→ **REQUIREMENT**: Go through the entries below and copy each line containing the word "Bolívar".

→ **MATERIAL TO PROCESS**:
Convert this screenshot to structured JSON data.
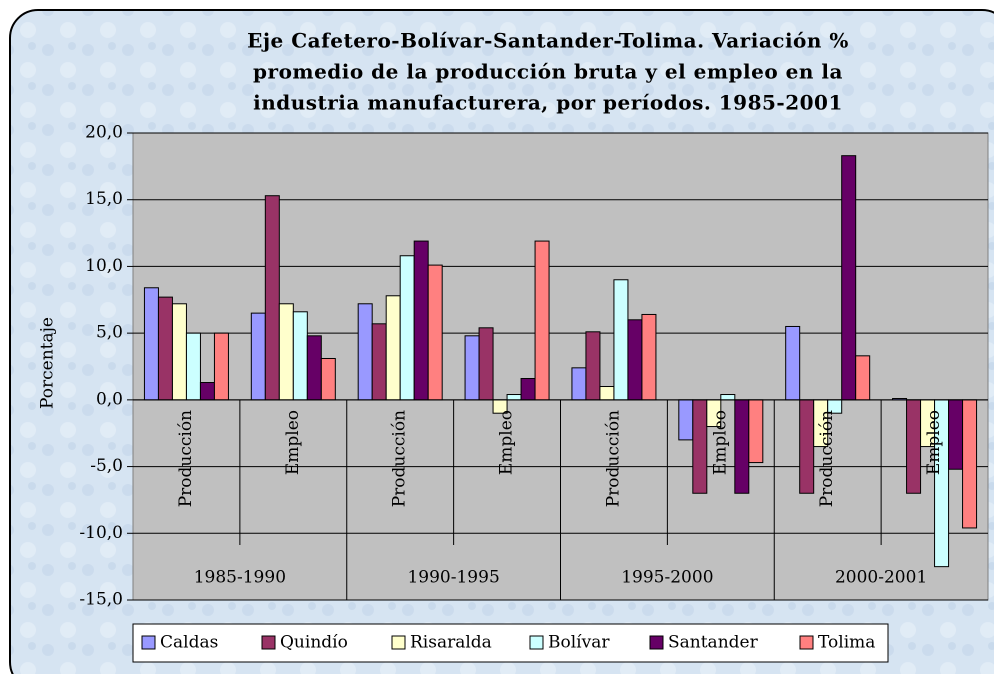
{
  "chart_data": {
    "type": "bar",
    "title": [
      "Eje Cafetero-Bolívar-Santander-Tolima. Variación %",
      "promedio de la producción bruta y el empleo en la",
      "industria manufacturera, por períodos. 1985-2001"
    ],
    "y_label": "Porcentaje",
    "categories": [
      "Producción",
      "Empleo",
      "Producción",
      "Empleo",
      "Producción",
      "Empleo",
      "Producción",
      "Empleo"
    ],
    "groups": [
      "1985-1990",
      "1990-1995",
      "1995-2000",
      "2000-2001"
    ],
    "series": [
      {
        "name": "Caldas",
        "color": "#9999ff",
        "values": [
          8.4,
          6.5,
          7.2,
          4.8,
          2.4,
          -3.0,
          5.5,
          0.1
        ]
      },
      {
        "name": "Quindío",
        "color": "#993366",
        "values": [
          7.7,
          15.3,
          5.7,
          5.4,
          5.1,
          -7.0,
          -7.0,
          -7.0
        ]
      },
      {
        "name": "Risaralda",
        "color": "#ffffcc",
        "values": [
          7.2,
          7.2,
          7.8,
          -1.0,
          1.0,
          -2.0,
          -3.5,
          -3.5
        ]
      },
      {
        "name": "Bolívar",
        "color": "#ccffff",
        "values": [
          5.0,
          6.6,
          10.8,
          0.4,
          9.0,
          0.4,
          -1.0,
          -12.5
        ]
      },
      {
        "name": "Santander",
        "color": "#660066",
        "values": [
          1.3,
          4.8,
          11.9,
          1.6,
          6.0,
          -7.0,
          18.3,
          -5.2
        ]
      },
      {
        "name": "Tolima",
        "color": "#ff8080",
        "values": [
          5.0,
          3.1,
          10.1,
          11.9,
          6.4,
          -4.7,
          3.3,
          -9.6
        ]
      }
    ],
    "ylim": [
      -15,
      20
    ],
    "yticks": [
      {
        "value": -15,
        "label": "-15,0"
      },
      {
        "value": -10,
        "label": "-10,0"
      },
      {
        "value": -5,
        "label": "-5,0"
      },
      {
        "value": 0,
        "label": "0,0"
      },
      {
        "value": 5,
        "label": "5,0"
      },
      {
        "value": 10,
        "label": "10,0"
      },
      {
        "value": 15,
        "label": "15,0"
      },
      {
        "value": 20,
        "label": "20,0"
      }
    ],
    "grid": true,
    "legend": "bottom"
  }
}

→ **OUTPUT**:
      "Eje Cafetero-Bolívar-Santander-Tolima. Variación %",
        "name": "Bolívar",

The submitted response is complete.